Data records
——

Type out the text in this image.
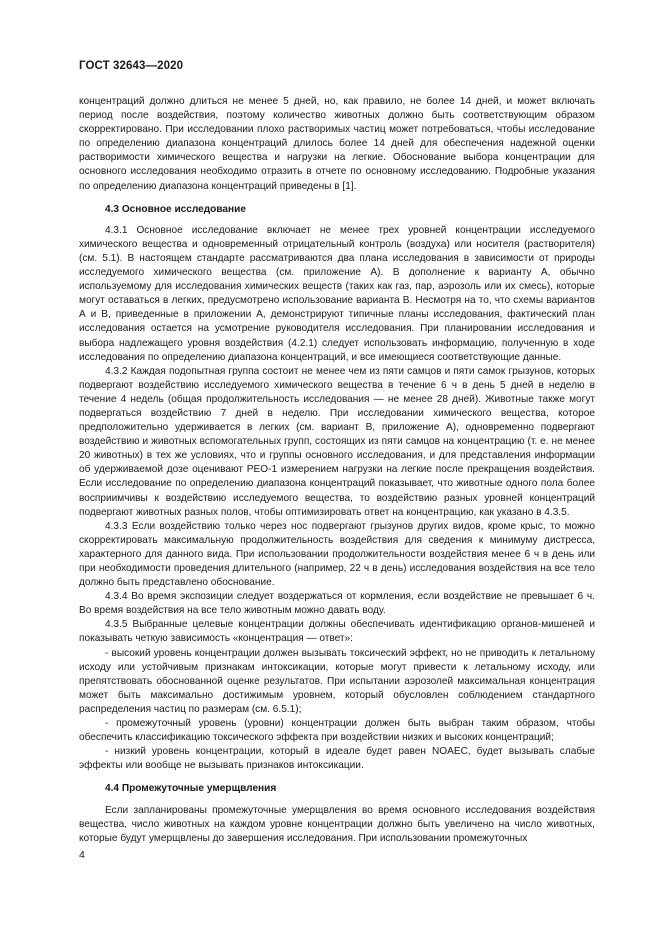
ГОСТ 32643—2020

концентраций должно длиться не менее 5 дней, но, как правило, не более 14 дней, и может включать период после воздействия, поэтому количество животных должно быть соответствующим образом скорректировано. При исследовании плохо растворимых частиц может потребоваться, чтобы исследование по определению диапазона концентраций длилось более 14 дней для обеспечения надежной оценки растворимости химического вещества и нагрузки на легкие. Обоснование выбора концентрации для основного исследования необходимо отразить в отчете по основному исследованию. Подробные указания по определению диапазона концентраций приведены в [1].

4.3 Основное исследование

4.3.1 Основное исследование включает не менее трех уровней концентрации исследуемого химического вещества и одновременный отрицательный контроль (воздуха) или носителя (растворителя) (см. 5.1). В настоящем стандарте рассматриваются два плана исследования в зависимости от природы исследуемого химического вещества (см. приложение А). В дополнение к варианту А, обычно используемому для исследования химических веществ (таких как газ, пар, аэрозоль или их смесь), которые могут оставаться в легких, предусмотрено использование варианта В. Несмотря на то, что схемы вариантов А и В, приведенные в приложении А, демонстрируют типичные планы исследования, фактический план исследования остается на усмотрение руководителя исследования. При планировании исследования и выбора надлежащего уровня воздействия (4.2.1) следует использовать информацию, полученную в ходе исследования по определению диапазона концентраций, и все имеющиеся соответствующие данные.

4.3.2 Каждая подопытная группа состоит не менее чем из пяти самцов и пяти самок грызунов, которых подвергают воздействию исследуемого химического вещества в течение 6 ч в день 5 дней в неделю в течение 4 недель (общая продолжительность исследования — не менее 28 дней). Животные также могут подвергаться воздействию 7 дней в неделю. При исследовании химического вещества, которое предположительно удерживается в легких (см. вариант В, приложение А), одновременно подвергают воздействию и животных вспомогательных групп, состоящих из пяти самцов на концентрацию (т. е. не менее 20 животных) в тех же условиях, что и группы основного исследования, и для представления информации об удерживаемой дозе оценивают РЕО-1 измерением нагрузки на легкие после прекращения воздействия. Если исследование по определению диапазона концентраций показывает, что животные одного пола более восприимчивы к воздействию исследуемого вещества, то воздействию разных уровней концентраций подвергают животных разных полов, чтобы оптимизировать ответ на концентрацию, как указано в 4.3.5.

4.3.3 Если воздействию только через нос подвергают грызунов других видов, кроме крыс, то можно скорректировать максимальную продолжительность воздействия для сведения к минимуму дистресса, характерного для данного вида. При использовании продолжительности воздействия менее 6 ч в день или при необходимости проведения длительного (например, 22 ч в день) исследования воздействия на все тело должно быть представлено обоснование.

4.3.4 Во время экспозиции следует воздержаться от кормления, если воздействие не превышает 6 ч. Во время воздействия на все тело животным можно давать воду.

4.3.5 Выбранные целевые концентрации должны обеспечивать идентификацию органов-мишеней и показывать четкую зависимость «концентрация — ответ»:

- высокий уровень концентрации должен вызывать токсический эффект, но не приводить к летальному исходу или устойчивым признакам интоксикации, которые могут привести к летальному исходу, или препятствовать обоснованной оценке результатов. При испытании аэрозолей максимальная концентрация может быть максимально достижимым уровнем, который обусловлен соблюдением стандартного распределения частиц по размерам (см. 6.5.1);

- промежуточный уровень (уровни) концентрации должен быть выбран таким образом, чтобы обеспечить классификацию токсического эффекта при воздействии низких и высоких концентраций;

- низкий уровень концентрации, который в идеале будет равен NOAEC, будет вызывать слабые эффекты или вообще не вызывать признаков интоксикации.

4.4 Промежуточные умерщвления

Если запланированы промежуточные умерщвления во время основного исследования воздействия вещества, число животных на каждом уровне концентрации должно быть увеличено на число животных, которые будут умерщвлены до завершения исследования. При использовании промежуточных

4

——

> _REQUIRED TASK_:
Scan the material above. Copy each line that holds the word "грызунов".

> _FULL OUTPUT_:
4.3.2 Каждая подопытная группа состоит не менее чем из пяти самцов и пяти самок грызунов, которых подвергают воздействию исследуемого химического вещества в течение 6 ч в день 5 дней в неделю в течение 4 недель (общая продолжительность исследования — не менее 28 дней). Животные также могут подвергаться воздействию 7 дней в неделю. При исследовании химического вещества, которое предположительно удерживается в легких (см. вариант В, приложение А), одновременно подвергают воздействию и животных вспомогательных групп, состоящих из пяти самцов на концентрацию (т. е. не менее 20 животных) в тех же условиях, что и группы основного исследования, и для представления информации об удерживаемой дозе оценивают РЕО-1 измерением нагрузки на легкие после прекращения воздействия. Если исследование по определению диапазона концентраций показывает, что животные одного пола более восприимчивы к воздействию исследуемого вещества, то воздействию разных уровней концентраций подвергают животных разных полов, чтобы оптимизировать ответ на концентрацию, как указано в 4.3.5.
4.3.3 Если воздействию только через нос подвергают грызунов других видов, кроме крыс, то можно скорректировать максимальную продолжительность воздействия для сведения к минимуму дистресса, характерного для данного вида. При использовании продолжительности воздействия менее 6 ч в день или при необходимости проведения длительного (например, 22 ч в день) исследования воздействия на все тело должно быть представлено обоснование.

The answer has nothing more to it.